# TASK DETAILS:
Resume the forum discussion on chain waxing and derailleur adjustment below, carrying it on from its final line.

4th Step - Adjust the B-Tension with suspension at sag.
hers the Shimano manual:
https://si.shimano.com/pdfs/dm/DM-MARD001-00-ENG.pdf
Some of you may recall that I've been pretty skeptical of chain wax, aka Queso. I try not to be irrationally stubborn, though, and good points have been made in favor of it.
So, since it's been cold here and I've been doing a bunch of bike upgrades, I decided to try out out on the road bike. A few thoughts:
1: It's just as much of a giant hassle to clean the chain like MSW recommends as I expected. It took 1 session with degreaser, then 4 mineral spirits baths, then 2 denatured alcohol baths for a used chain, but fewer for a new one. They want you to clean your cassette, rings, and pulleys just as well. It's a lot of used solvent by the end.
2: MSW dries a lot harder than the old candle wax i used in the 90s.
3: 200deg wax does not burn the fingers immediately, but it does stick to them tenaciously.
I opted to try a 12s chain on the 11s DA drivetrain because the WW types said it would be quieter. So i ended up with a new 12s chain on the bike and the used waxed one went onto my gravel bike.
I've only ridden it once, but it's the smoothest, quietest setup I've ever experienced. If the longevity lives up to the billing I'll be a convert, at least on the road.![]()
ride bikes, climb, ski, travel, cook, work to fund former, repeat.
This might be the key, I set it in the stand. Will give this a try; would it still be smoother on the stand or only while riding? Pretty sure it's not the hanger as the old bike had the same issue, but maybe coincidence? I've worked on countless derailleurs over the years, but 12 speed has been super finicky. That's the main reason I ditched Eagle, Shimano was great for a while but now the same issues.
I've found 12 speed xt derailleurs to be pretty fragile. Minor impacts can bend them a bit and they'll never shift quite right ever again.
Also try shifting it with the clutch turned off. This doesn't make any sense for a "works in some gears but not others" scenario, but when the clutch gets sticky (which they all do) sometimes the shifting gets bad in weird ways.
I coil the chain into the bottom of a small jar and cover with a few inches of naptha overnite, in the AM the chain is VERY clean (spotless ), drys really quick when I take it out of the naptha, a double app of Squirt and Bob's yer uncle. IME its a super effective/ easy way to clean a chain, I've done it on the last 2 brand new bikes before the drive train moves or can get dirty so all i've had to clean is the chain and Squirt it
Last edited by XXX-er; 02-06-2022 at 11:58 AM.

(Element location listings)

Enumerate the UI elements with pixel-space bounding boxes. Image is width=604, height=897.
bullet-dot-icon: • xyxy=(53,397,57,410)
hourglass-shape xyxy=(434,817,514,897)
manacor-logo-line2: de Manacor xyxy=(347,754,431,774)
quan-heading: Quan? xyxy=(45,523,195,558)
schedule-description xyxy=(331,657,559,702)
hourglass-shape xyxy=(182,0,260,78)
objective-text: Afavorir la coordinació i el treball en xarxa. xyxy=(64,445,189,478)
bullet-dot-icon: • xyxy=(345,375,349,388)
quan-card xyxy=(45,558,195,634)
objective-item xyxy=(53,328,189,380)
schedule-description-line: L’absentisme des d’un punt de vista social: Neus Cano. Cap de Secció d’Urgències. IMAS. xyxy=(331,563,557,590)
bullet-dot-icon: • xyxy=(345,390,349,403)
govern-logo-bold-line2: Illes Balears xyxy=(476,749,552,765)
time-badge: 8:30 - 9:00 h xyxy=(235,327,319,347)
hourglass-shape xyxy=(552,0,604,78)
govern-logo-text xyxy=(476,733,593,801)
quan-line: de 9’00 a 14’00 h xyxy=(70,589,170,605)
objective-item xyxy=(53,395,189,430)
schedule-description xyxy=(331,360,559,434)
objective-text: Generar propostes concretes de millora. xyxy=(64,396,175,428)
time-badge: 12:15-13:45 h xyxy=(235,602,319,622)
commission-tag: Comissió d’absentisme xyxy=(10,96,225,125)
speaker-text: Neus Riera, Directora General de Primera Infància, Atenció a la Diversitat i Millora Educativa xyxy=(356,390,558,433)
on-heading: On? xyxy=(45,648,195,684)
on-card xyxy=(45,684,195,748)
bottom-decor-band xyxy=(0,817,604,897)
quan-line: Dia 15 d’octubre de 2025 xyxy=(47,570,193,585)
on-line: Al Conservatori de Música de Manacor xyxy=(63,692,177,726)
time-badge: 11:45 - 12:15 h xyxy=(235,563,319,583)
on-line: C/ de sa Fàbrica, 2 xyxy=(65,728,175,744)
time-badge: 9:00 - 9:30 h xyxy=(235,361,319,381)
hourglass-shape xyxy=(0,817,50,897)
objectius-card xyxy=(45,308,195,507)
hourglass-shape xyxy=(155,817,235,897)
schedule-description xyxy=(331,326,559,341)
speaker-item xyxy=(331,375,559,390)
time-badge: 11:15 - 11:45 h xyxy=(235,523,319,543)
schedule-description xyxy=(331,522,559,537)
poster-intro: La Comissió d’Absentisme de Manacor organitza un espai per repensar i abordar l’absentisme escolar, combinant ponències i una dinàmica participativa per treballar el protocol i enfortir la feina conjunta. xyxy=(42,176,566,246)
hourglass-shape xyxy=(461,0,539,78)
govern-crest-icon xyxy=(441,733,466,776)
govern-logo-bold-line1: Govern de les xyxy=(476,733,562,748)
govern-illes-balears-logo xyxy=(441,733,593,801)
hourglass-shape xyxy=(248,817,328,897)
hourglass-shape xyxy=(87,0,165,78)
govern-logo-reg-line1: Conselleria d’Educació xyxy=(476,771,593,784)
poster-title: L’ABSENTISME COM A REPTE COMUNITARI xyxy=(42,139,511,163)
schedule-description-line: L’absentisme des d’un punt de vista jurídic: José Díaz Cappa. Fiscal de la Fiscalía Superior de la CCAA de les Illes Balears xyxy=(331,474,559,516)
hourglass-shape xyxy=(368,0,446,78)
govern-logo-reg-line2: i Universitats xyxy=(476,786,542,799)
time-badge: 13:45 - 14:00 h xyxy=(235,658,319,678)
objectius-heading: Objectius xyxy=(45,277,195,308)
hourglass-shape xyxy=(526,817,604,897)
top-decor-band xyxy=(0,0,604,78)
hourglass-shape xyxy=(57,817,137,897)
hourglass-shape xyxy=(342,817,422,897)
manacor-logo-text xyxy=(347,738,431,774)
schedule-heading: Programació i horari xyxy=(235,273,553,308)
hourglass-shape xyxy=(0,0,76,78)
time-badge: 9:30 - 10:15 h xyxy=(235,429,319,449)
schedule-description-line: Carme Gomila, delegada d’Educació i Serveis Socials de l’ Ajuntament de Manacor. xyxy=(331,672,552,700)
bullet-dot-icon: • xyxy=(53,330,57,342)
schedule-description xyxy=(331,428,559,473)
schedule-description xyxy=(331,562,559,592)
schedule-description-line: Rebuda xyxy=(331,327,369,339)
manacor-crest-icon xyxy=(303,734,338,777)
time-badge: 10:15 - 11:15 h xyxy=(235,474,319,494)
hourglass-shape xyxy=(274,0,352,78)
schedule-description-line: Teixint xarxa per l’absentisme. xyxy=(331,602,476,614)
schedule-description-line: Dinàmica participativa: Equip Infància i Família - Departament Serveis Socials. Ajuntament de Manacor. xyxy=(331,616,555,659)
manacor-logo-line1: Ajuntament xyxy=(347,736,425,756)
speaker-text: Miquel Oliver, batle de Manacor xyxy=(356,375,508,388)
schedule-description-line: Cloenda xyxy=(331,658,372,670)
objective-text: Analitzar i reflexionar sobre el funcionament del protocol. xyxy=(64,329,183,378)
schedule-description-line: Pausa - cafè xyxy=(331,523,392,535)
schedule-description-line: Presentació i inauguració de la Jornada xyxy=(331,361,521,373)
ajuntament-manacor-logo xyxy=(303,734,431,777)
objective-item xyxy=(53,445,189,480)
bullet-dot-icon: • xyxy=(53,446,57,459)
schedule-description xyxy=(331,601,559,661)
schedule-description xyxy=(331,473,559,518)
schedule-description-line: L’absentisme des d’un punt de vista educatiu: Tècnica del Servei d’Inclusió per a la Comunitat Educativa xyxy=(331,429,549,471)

# EXPECTED ANSWER:
Lee Lau - xxx-er is the laziest Asian canuck I know
Queso update:
Road bike: another 2h ride and it's still smooth and silent. So far so good.
Gravel bike: 50 miles into yesterday the chain was unpleasantly noisy. I hit it with some Squirt and it was ok for the rest of the ride (75 mi). That is just not good enough. Yes, there was some snow and mud, but it wasn't extreme and there was no buildup on the frame. If the queso can't get through one ride, WTF?
I'll give the gravel bike one more shot. Maybe it's amazing when conditions are totally dry, which admittedly is the norm most of the year.
ride bikes, climb, ski, travel, cook, work to fund former, repeat.
the fact you took Squirt with you makes me wonder about how you applied it ?
This is not petro lube, the instructions tell you to apply squirt twice intitialy and let it dry overnight so the water can evaporate.
Squirt is wax in a water carrier, so if Squirt is not completely dry it is still just waxy water & would be easily washed off,
for shits and giggles drip a little Squirt on the work bench and watch it become wax, takes at least a few hrs
Lee Lau - xxx-er is the laziest Asian canuck I know
He used hot wax initially, had squirt as a back up and applied it over the hot melt when the chain got noisy.
Can’t say I have much first hand experience with hot wax in wet/mud. A couple road rides through some melting snow/slush, and on the mountain bike nothing more than crossing some puddles.
I know that in the Zero Friction testing hot melt waxes still excel in the wet/dirty ‘extreme’ test block, and the re-lube interval there is a simulated 200km flat at 250w, then re-lube, 100km hill at 250w, then re-lube, etc. They’ve also added a ‘single application longevity’ test, and while hot melt (so far only tested Silca, not MSW) isn’t at the very top, it’s still seems quite good:
Not trying to discount your experience at all, just wondering what’s going on, and hopefully someone else with first hand experience will chime in.
Just sitting here laughing about climberevan totally fucking up by not carefully reading the directions to his chain lube. Can't believe the bike survived such carelessness.
I try to answer most questions in this thread, but sone topics I stay far away from….
JBDJ correctly understands the issue. I did a textbook, meticulous hot wax with MSW on the chain. It became noisy 50 miles into a 75 mile ride. I then applied some Squirt to maintain my sanity for the remainder of the ride.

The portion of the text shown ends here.